### Dataset content
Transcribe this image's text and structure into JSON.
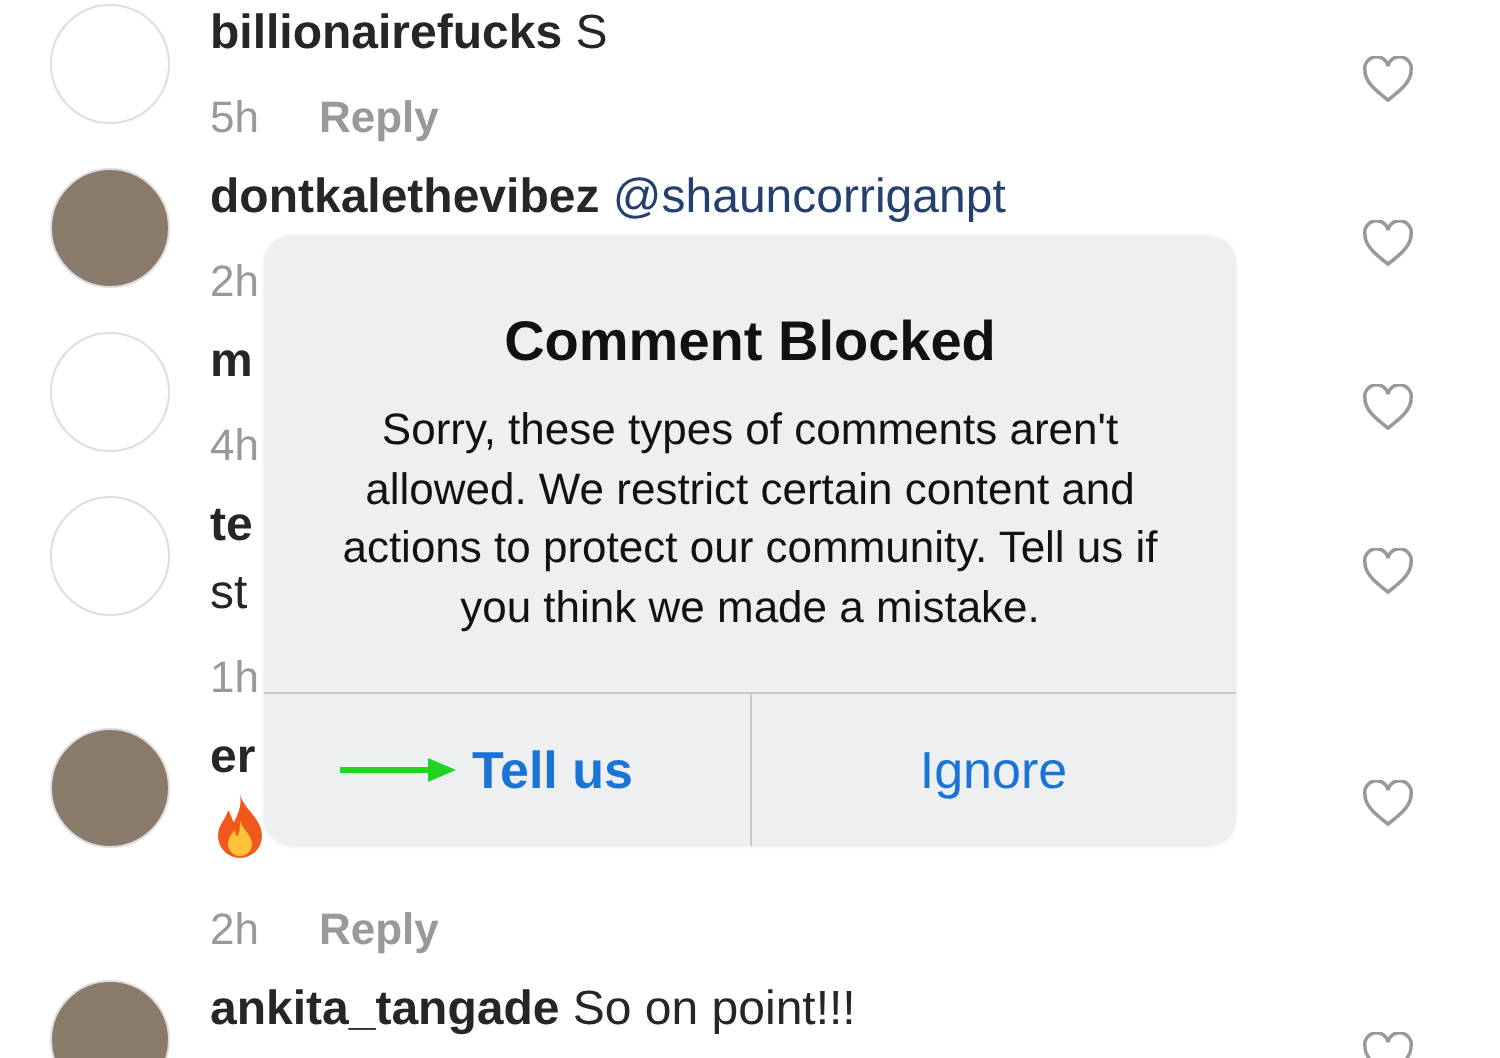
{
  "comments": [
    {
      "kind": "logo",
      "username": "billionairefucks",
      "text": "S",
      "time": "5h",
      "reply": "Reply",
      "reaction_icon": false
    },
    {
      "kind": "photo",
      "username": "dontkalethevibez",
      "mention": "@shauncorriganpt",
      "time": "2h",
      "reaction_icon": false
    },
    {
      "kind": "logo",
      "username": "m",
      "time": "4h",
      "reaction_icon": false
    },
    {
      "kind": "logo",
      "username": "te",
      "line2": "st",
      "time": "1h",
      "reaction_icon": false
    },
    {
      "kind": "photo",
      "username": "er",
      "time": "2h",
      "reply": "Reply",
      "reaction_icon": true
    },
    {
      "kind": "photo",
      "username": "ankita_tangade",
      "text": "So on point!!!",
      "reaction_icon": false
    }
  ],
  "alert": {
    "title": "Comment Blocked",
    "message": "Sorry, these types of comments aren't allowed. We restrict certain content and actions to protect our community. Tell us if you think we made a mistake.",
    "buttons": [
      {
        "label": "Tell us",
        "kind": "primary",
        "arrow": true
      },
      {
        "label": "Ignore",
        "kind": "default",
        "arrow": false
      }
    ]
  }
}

### Problem details
Repeat the preceding records precisely, and leave every picture out of the copy.

### Completed exercise
Transcribe this image's text and structure into JSON.
{
  "comments": [
    {
      "kind": "logo",
      "username": "billionairefucks",
      "text": "S",
      "time": "5h",
      "reply": "Reply",
      "reaction_icon": false
    },
    {
      "kind": "photo",
      "username": "dontkalethevibez",
      "mention": "@shauncorriganpt",
      "time": "2h",
      "reaction_icon": false
    },
    {
      "kind": "logo",
      "username": "m",
      "time": "4h",
      "reaction_icon": false
    },
    {
      "kind": "logo",
      "username": "te",
      "line2": "st",
      "time": "1h",
      "reaction_icon": false
    },
    {
      "kind": "photo",
      "username": "er",
      "time": "2h",
      "reply": "Reply",
      "reaction_icon": true
    },
    {
      "kind": "photo",
      "username": "ankita_tangade",
      "text": "So on point!!!",
      "reaction_icon": false
    }
  ],
  "alert": {
    "title": "Comment Blocked",
    "message": "Sorry, these types of comments aren't allowed. We restrict certain content and actions to protect our community. Tell us if you think we made a mistake.",
    "buttons": [
      {
        "label": "Tell us",
        "kind": "primary",
        "arrow": true
      },
      {
        "label": "Ignore",
        "kind": "default",
        "arrow": false
      }
    ]
  }
}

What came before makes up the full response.